**Stated goal**:
Filter the data below for the string "Share" and copy each matching line.

──────── Provided records

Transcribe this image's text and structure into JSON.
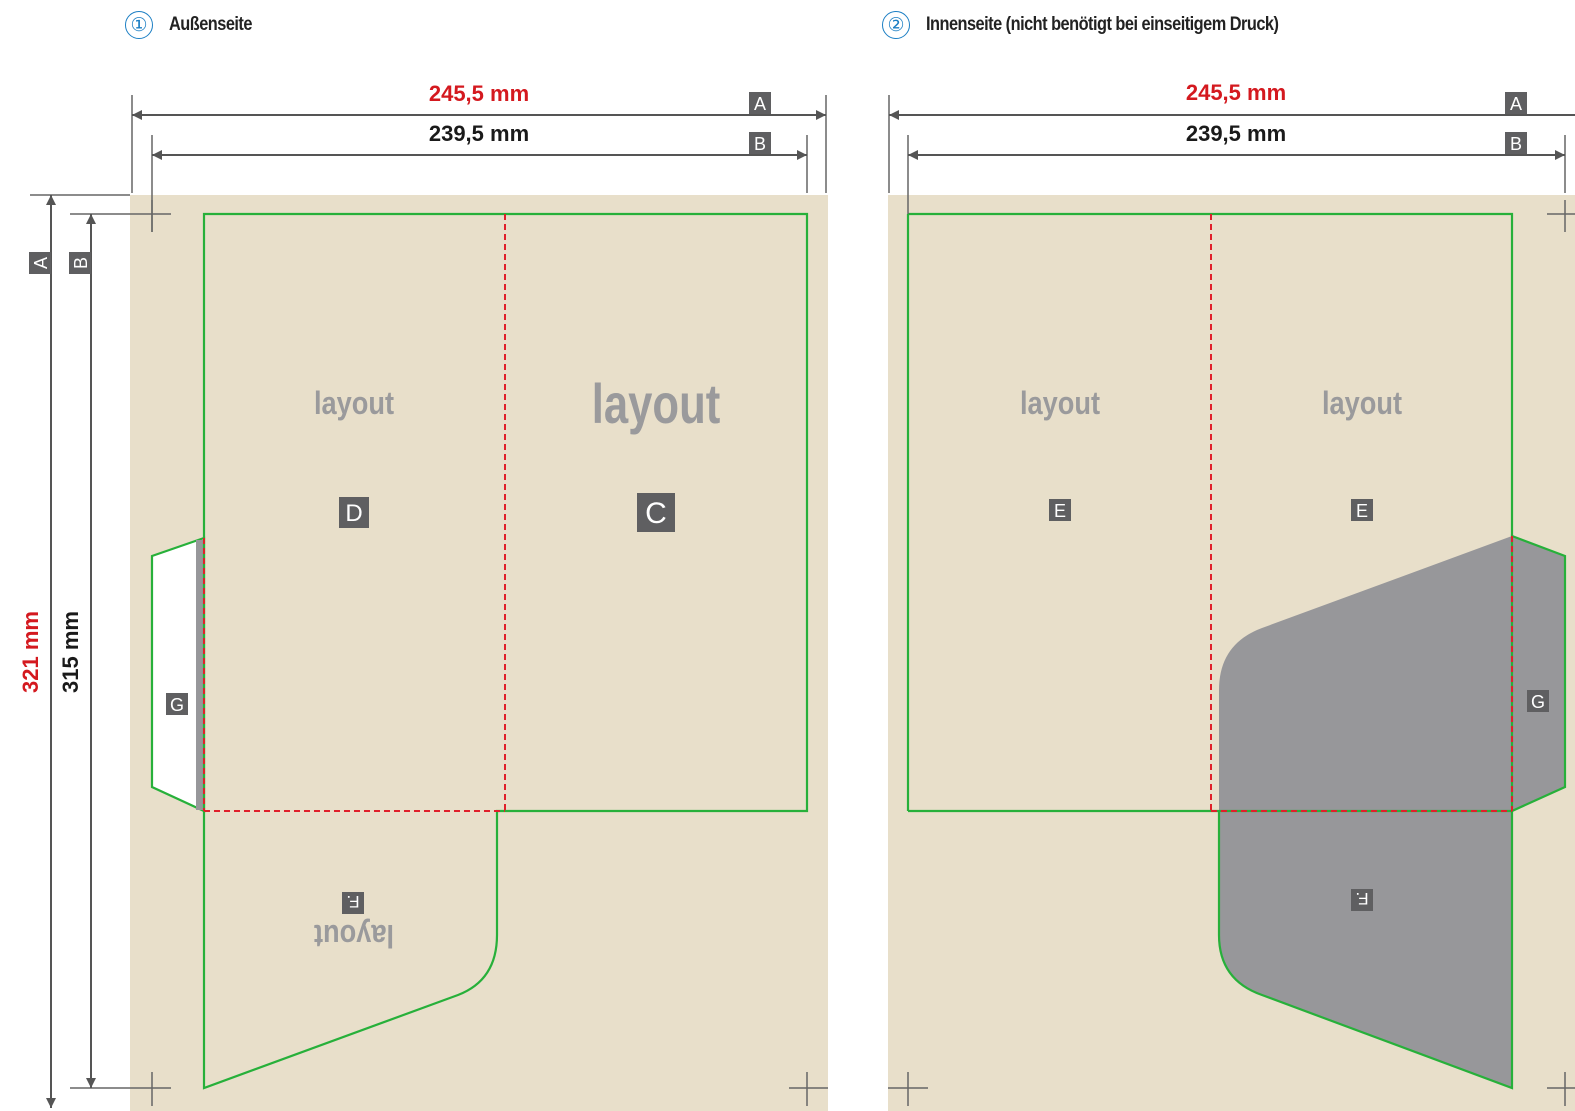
{
  "panels": {
    "outer": {
      "number": "①",
      "title": "Außenseite"
    },
    "inner": {
      "number": "②",
      "title": "Innenseite (nicht benötigt bei einseitigem Druck)"
    }
  },
  "dimensions": {
    "width_total": "245,5 mm",
    "width_trim": "239,5 mm",
    "height_total": "321 mm",
    "height_trim": "315 mm"
  },
  "markers": {
    "a": "A",
    "b": "B",
    "c": "C",
    "d": "D",
    "e": "E",
    "f": "F.",
    "g": "G"
  },
  "placeholder": "layout",
  "colors": {
    "paper": "#e8dfca",
    "cut_line": "#27b03a",
    "fold_line": "#e0202a",
    "dimension_red": "#d4191f",
    "pocket_gray": "#97979a",
    "badge_gray": "#5f5f61"
  }
}
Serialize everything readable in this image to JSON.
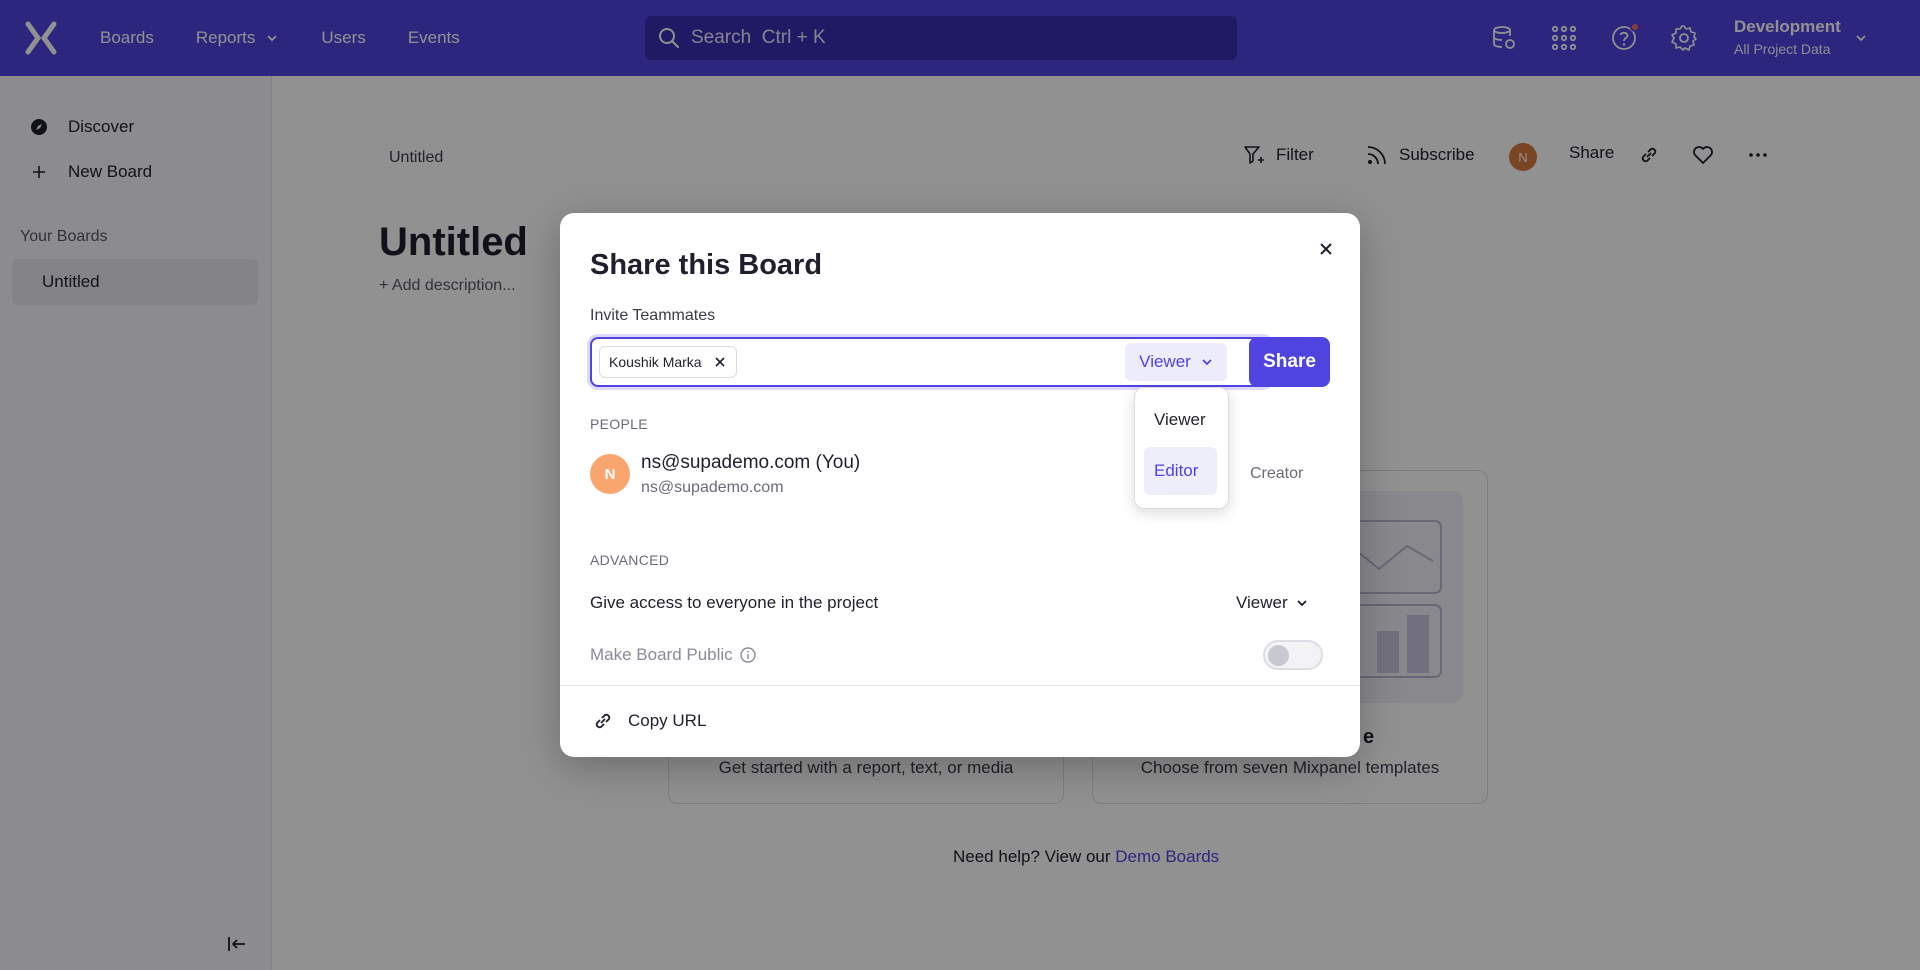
{
  "nav": {
    "links": [
      {
        "label": "Boards"
      },
      {
        "label": "Reports",
        "has_dropdown": true
      },
      {
        "label": "Users"
      },
      {
        "label": "Events"
      }
    ],
    "search": {
      "placeholder": "Search  Ctrl + K"
    },
    "project": {
      "name": "Development",
      "scope": "All Project Data"
    }
  },
  "sidebar": {
    "items": [
      {
        "label": "Discover"
      },
      {
        "label": "New Board"
      }
    ],
    "your_boards_heading": "Your Boards",
    "boards": [
      {
        "label": "Untitled"
      }
    ]
  },
  "main": {
    "breadcrumb": "Untitled",
    "toolbar": {
      "filter_label": "Filter",
      "subscribe_label": "Subscribe",
      "avatar_initial": "N",
      "share_label": "Share"
    },
    "title": "Untitled",
    "description_placeholder": "+ Add description...",
    "cards": [
      {
        "title": "",
        "subtitle": "Get started with a report, text, or media"
      },
      {
        "title": "e",
        "subtitle": "Choose from seven Mixpanel templates"
      }
    ],
    "help_text": "Need help? View our",
    "help_link": "Demo Boards"
  },
  "modal": {
    "title": "Share this Board",
    "invite_label": "Invite Teammates",
    "invitees": [
      {
        "name": "Koushik Marka"
      }
    ],
    "selected_role": "Viewer",
    "share_button": "Share",
    "people_heading": "PEOPLE",
    "people": [
      {
        "initial": "N",
        "name": "ns@supademo.com (You)",
        "email": "ns@supademo.com",
        "role": "Creator"
      }
    ],
    "advanced_heading": "ADVANCED",
    "project_access_label": "Give access to everyone in the project",
    "project_access_role": "Viewer",
    "public_label": "Make Board Public",
    "public_enabled": false,
    "copy_url_label": "Copy URL"
  },
  "role_dropdown": {
    "options": [
      {
        "label": "Viewer"
      },
      {
        "label": "Editor",
        "highlighted": true
      }
    ]
  },
  "colors": {
    "brand": "#4f44e0",
    "avatar_orange": "#fba56e"
  }
}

────────────────

**Task answer**:
      "share_label": "Share"
    "title": "Share this Board",
    "share_button": "Share",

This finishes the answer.